| The problem |
Each entry below is to be written out exactly, and the pictures are to be left out.

[Source records]
Begin

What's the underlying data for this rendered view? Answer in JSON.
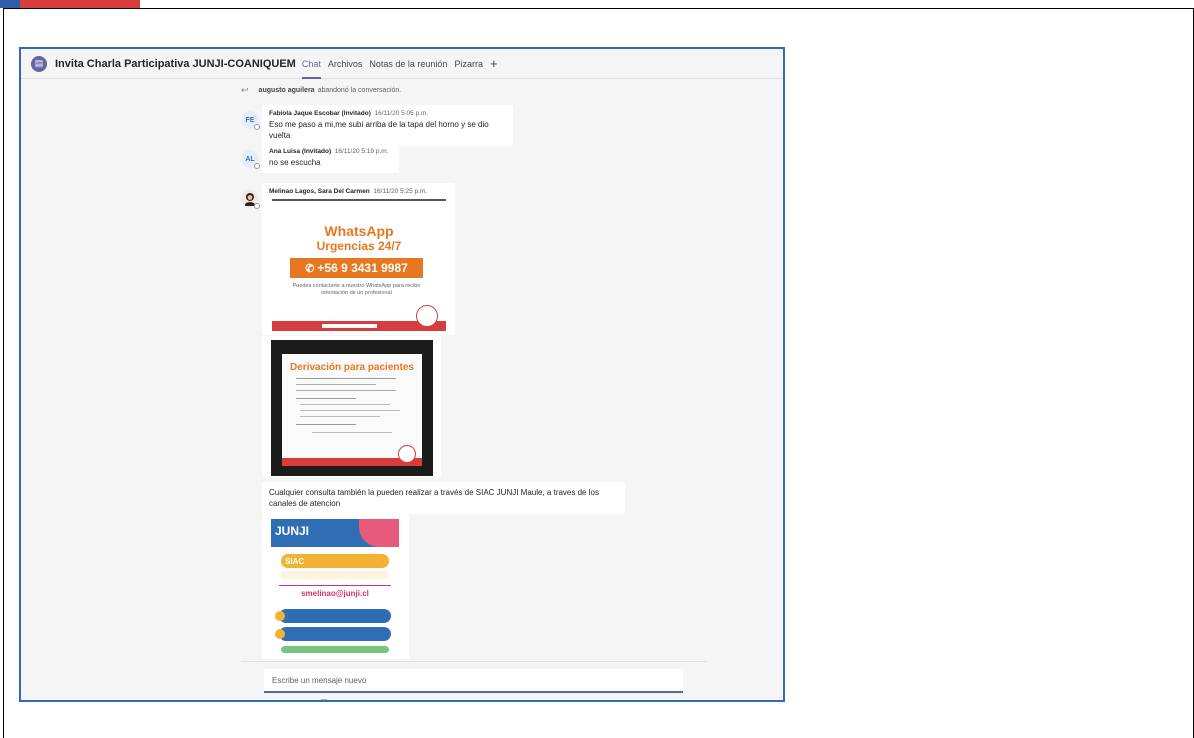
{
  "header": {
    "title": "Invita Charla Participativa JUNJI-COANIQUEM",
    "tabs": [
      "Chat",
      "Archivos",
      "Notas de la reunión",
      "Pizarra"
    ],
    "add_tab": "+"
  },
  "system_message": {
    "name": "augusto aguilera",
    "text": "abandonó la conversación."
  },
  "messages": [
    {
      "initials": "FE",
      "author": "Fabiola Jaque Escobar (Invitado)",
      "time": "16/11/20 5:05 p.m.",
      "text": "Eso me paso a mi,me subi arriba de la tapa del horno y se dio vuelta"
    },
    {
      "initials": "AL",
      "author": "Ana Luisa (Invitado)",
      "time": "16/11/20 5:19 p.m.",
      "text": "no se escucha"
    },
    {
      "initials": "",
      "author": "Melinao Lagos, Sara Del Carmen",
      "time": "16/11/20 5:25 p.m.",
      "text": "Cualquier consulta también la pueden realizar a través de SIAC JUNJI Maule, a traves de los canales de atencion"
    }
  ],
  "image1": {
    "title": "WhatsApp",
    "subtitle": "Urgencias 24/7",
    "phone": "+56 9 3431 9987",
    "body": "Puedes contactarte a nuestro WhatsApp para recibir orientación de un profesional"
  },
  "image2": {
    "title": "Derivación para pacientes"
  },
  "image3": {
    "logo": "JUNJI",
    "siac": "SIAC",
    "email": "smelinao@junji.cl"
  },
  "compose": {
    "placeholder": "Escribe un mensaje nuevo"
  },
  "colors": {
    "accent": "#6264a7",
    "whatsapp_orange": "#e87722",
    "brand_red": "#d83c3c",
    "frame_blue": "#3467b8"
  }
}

End

| Result |
What's the underlying data for this rendered view? Answer in JSON.
{
  "header": {
    "title": "Invita Charla Participativa JUNJI-COANIQUEM",
    "tabs": [
      "Chat",
      "Archivos",
      "Notas de la reunión",
      "Pizarra"
    ],
    "add_tab": "+"
  },
  "system_message": {
    "name": "augusto aguilera",
    "text": "abandonó la conversación."
  },
  "messages": [
    {
      "initials": "FE",
      "author": "Fabiola Jaque Escobar (Invitado)",
      "time": "16/11/20 5:05 p.m.",
      "text": "Eso me paso a mi,me subi arriba de la tapa del horno y se dio vuelta"
    },
    {
      "initials": "AL",
      "author": "Ana Luisa (Invitado)",
      "time": "16/11/20 5:19 p.m.",
      "text": "no se escucha"
    },
    {
      "initials": "",
      "author": "Melinao Lagos, Sara Del Carmen",
      "time": "16/11/20 5:25 p.m.",
      "text": "Cualquier consulta también la pueden realizar a través de SIAC JUNJI Maule, a traves de los canales de atencion"
    }
  ],
  "image1": {
    "title": "WhatsApp",
    "subtitle": "Urgencias 24/7",
    "phone": "+56 9 3431 9987",
    "body": "Puedes contactarte a nuestro WhatsApp para recibir orientación de un profesional"
  },
  "image2": {
    "title": "Derivación para pacientes"
  },
  "image3": {
    "logo": "JUNJI",
    "siac": "SIAC",
    "email": "smelinao@junji.cl"
  },
  "compose": {
    "placeholder": "Escribe un mensaje nuevo"
  },
  "colors": {
    "accent": "#6264a7",
    "whatsapp_orange": "#e87722",
    "brand_red": "#d83c3c",
    "frame_blue": "#3467b8"
  }
}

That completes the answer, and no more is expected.